• Directive
From the entries provided below, copy each line that contains the word "have".

• Task material
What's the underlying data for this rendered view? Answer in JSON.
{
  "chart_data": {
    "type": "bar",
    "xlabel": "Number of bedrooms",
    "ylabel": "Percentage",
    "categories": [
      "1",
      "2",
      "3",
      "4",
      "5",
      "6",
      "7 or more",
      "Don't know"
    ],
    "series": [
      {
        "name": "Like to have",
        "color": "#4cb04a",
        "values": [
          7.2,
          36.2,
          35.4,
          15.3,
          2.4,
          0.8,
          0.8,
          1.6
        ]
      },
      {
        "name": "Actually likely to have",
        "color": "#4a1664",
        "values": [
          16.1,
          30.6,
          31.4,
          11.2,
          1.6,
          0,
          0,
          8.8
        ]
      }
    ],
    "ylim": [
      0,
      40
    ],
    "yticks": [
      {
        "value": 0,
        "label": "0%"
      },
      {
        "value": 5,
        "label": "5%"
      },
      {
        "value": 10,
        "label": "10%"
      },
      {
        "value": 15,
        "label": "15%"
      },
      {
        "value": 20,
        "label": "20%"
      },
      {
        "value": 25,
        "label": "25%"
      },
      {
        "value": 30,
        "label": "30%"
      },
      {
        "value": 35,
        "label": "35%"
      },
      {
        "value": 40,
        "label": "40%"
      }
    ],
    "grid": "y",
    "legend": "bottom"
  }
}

• Full output
        "name": "Like to have",
        "name": "Actually likely to have",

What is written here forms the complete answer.